### [MATERIALS PROVIDED]
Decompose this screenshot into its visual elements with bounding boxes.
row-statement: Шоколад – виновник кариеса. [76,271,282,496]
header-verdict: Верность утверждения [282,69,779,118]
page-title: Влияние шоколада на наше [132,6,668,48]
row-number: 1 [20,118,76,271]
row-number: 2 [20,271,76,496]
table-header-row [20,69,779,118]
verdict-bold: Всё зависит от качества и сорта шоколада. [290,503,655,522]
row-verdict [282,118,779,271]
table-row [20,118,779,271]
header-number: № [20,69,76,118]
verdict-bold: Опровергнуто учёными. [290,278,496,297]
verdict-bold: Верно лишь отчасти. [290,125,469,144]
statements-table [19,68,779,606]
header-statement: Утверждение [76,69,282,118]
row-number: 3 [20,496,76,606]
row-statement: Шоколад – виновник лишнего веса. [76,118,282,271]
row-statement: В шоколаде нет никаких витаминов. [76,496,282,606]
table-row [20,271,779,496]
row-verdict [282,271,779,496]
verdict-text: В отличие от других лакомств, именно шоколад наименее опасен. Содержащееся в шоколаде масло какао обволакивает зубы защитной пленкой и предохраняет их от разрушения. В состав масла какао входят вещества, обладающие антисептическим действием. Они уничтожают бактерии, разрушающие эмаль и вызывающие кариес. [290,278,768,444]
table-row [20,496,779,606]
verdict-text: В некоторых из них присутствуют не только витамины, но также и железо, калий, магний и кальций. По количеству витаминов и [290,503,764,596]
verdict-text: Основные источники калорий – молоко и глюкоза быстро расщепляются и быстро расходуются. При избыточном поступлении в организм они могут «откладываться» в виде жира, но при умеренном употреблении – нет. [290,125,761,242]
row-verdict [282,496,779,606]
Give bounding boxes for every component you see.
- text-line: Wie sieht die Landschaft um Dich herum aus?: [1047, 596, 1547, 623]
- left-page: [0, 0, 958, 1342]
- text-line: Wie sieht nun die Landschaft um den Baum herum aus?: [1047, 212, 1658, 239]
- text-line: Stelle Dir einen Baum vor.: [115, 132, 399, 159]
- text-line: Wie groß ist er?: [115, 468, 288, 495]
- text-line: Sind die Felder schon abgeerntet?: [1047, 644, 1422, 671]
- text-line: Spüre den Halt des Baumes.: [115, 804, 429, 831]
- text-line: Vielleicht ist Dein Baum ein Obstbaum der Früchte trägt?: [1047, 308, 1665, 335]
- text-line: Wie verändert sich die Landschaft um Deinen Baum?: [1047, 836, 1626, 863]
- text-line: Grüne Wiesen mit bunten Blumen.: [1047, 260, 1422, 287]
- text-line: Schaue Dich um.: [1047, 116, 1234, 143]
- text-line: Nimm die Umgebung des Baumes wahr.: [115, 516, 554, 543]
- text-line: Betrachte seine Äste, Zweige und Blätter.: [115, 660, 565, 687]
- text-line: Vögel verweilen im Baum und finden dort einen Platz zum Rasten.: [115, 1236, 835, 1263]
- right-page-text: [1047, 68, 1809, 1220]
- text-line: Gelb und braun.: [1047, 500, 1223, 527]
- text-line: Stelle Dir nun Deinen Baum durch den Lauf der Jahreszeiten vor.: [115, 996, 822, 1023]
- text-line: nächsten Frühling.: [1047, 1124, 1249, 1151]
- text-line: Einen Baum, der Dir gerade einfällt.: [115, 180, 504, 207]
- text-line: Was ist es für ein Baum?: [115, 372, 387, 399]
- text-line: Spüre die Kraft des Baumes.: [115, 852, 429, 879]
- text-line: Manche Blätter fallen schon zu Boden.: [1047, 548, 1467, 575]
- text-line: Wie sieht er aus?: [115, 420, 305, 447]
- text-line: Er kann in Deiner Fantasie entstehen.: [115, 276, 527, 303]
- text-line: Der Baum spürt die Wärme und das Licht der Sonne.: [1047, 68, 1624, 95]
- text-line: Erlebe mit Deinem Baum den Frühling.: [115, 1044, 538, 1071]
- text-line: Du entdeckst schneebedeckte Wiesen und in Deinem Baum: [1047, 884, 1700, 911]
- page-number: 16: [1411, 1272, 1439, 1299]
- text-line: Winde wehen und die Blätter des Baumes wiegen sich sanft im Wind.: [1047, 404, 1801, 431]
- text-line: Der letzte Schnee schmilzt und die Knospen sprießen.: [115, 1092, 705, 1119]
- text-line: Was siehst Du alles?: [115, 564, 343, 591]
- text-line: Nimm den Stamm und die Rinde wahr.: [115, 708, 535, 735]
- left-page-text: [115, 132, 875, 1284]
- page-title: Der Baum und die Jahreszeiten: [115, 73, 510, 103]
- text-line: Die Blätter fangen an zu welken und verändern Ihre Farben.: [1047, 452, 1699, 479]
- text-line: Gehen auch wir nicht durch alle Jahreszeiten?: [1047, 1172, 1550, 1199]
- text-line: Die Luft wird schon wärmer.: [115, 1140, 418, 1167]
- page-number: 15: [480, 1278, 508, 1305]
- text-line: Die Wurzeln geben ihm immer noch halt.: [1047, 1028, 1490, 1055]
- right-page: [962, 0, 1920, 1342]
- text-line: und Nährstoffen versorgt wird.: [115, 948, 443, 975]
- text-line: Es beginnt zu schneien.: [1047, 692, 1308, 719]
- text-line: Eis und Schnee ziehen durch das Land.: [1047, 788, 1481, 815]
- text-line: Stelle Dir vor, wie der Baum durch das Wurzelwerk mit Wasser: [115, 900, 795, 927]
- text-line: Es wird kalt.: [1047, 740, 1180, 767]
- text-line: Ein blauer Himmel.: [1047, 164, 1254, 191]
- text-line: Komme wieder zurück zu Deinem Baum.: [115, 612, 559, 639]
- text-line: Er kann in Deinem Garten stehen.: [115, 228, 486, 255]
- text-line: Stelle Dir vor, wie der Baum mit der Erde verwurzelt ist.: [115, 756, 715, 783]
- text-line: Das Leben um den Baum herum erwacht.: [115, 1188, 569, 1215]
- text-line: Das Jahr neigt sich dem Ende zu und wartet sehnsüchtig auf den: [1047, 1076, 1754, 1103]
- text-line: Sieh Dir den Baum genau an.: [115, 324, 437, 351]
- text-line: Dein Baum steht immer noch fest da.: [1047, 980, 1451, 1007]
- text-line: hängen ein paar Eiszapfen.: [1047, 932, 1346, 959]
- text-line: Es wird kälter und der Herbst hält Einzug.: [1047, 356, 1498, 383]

### [REQUEST]
Rename "row-number" to "row-index" in the lines starting at the beginning of the material and ending at the line containing "row-number: 2 [20,271,76,496]". Give only those lines, with nothing else changed.

### [ANSWER FOR THE TASK]
Decompose this screenshot into its visual elements with bounding boxes.
row-statement: Шоколад – виновник кариеса. [76,271,282,496]
header-verdict: Верность утверждения [282,69,779,118]
page-title: Влияние шоколада на наше [132,6,668,48]
row-index: 1 [20,118,76,271]
row-index: 2 [20,271,76,496]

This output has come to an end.